Begin Data section

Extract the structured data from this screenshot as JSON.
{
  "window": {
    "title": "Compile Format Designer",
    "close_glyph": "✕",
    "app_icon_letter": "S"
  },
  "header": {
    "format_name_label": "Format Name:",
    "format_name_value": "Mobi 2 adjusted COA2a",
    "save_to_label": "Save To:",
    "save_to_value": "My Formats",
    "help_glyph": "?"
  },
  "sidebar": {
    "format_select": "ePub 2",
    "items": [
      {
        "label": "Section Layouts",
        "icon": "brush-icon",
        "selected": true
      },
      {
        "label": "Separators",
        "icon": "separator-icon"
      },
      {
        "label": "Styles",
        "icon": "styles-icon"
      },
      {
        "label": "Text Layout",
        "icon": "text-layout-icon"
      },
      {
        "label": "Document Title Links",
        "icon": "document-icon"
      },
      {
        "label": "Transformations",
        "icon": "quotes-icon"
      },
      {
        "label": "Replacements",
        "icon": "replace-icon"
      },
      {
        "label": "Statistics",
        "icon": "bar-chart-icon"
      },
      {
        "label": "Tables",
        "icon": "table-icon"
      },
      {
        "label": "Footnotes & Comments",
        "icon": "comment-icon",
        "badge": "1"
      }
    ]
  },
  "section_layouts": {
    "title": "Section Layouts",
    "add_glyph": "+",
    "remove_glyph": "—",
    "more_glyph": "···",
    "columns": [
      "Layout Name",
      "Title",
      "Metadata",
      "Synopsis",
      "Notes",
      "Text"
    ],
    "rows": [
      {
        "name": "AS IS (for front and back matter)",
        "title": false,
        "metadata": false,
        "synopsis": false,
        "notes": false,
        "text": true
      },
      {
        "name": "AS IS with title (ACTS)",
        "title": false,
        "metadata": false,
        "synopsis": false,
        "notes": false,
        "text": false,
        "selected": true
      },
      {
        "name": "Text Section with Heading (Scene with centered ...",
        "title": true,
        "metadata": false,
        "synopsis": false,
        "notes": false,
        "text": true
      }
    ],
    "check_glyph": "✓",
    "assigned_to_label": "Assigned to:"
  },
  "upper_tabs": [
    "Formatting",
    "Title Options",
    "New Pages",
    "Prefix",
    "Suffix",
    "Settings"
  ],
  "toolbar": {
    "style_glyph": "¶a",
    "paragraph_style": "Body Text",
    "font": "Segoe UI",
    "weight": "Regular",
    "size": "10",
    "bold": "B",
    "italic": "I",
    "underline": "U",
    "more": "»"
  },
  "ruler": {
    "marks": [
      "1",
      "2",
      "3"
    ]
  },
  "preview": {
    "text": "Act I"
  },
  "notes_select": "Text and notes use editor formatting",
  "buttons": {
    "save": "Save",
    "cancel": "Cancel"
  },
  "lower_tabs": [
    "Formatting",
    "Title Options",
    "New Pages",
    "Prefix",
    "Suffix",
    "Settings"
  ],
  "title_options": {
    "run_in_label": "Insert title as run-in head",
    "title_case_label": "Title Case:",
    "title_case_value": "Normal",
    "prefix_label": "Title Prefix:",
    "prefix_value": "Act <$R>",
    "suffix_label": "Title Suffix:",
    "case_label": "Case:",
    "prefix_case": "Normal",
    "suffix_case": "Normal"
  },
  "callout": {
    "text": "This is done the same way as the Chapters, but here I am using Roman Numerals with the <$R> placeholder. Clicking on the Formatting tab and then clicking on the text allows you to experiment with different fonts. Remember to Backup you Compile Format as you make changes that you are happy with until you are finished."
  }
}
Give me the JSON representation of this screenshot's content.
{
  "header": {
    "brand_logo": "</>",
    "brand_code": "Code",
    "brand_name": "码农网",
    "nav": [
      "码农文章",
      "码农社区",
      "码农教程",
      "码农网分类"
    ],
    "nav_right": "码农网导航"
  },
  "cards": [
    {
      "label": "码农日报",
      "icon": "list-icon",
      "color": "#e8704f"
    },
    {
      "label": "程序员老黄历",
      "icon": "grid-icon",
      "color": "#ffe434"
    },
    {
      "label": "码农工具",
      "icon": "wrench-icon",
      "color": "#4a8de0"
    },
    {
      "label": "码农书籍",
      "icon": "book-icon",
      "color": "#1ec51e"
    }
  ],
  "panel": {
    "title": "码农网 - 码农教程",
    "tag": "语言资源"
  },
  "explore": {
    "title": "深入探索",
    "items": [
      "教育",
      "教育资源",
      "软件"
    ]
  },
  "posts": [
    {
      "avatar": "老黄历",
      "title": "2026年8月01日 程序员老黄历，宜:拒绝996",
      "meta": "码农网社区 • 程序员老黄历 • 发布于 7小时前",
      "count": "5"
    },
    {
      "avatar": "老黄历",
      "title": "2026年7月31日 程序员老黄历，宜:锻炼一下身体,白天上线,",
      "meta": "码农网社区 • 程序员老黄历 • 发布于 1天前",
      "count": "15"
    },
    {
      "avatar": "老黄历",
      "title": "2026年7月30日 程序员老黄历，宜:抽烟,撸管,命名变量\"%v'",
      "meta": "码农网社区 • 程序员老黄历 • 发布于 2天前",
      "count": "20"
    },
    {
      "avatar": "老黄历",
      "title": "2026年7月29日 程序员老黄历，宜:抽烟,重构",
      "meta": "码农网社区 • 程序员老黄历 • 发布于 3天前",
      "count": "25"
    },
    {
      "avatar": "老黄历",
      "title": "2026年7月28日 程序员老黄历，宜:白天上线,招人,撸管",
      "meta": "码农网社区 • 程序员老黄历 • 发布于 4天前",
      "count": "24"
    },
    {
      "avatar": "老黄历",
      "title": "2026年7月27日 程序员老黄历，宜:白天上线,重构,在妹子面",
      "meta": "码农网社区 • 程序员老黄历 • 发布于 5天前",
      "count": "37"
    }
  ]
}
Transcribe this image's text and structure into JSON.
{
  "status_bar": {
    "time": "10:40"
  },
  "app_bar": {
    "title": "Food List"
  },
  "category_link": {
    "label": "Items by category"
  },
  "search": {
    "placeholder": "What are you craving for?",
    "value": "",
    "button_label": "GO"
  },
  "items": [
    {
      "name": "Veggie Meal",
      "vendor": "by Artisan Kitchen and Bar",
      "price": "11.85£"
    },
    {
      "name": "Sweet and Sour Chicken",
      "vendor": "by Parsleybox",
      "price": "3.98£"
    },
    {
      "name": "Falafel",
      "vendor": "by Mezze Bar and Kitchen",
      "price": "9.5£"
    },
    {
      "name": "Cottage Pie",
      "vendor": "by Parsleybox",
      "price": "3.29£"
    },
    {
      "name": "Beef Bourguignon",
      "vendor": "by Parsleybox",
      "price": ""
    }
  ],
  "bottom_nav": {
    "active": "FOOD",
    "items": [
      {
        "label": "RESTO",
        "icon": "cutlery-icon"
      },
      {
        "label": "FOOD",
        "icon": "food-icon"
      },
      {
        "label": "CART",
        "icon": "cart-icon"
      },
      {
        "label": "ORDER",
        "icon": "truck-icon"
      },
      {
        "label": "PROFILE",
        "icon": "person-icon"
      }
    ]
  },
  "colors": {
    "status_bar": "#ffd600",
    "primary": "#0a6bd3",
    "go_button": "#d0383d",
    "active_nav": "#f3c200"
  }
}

End Data section

What the task asks | Locate all lines holding the word "JSON", then copy them out.

The result |
Extract the structured data from this screenshot as JSON.
Give me the JSON representation of this screenshot's content.
Transcribe this image's text and structure into JSON.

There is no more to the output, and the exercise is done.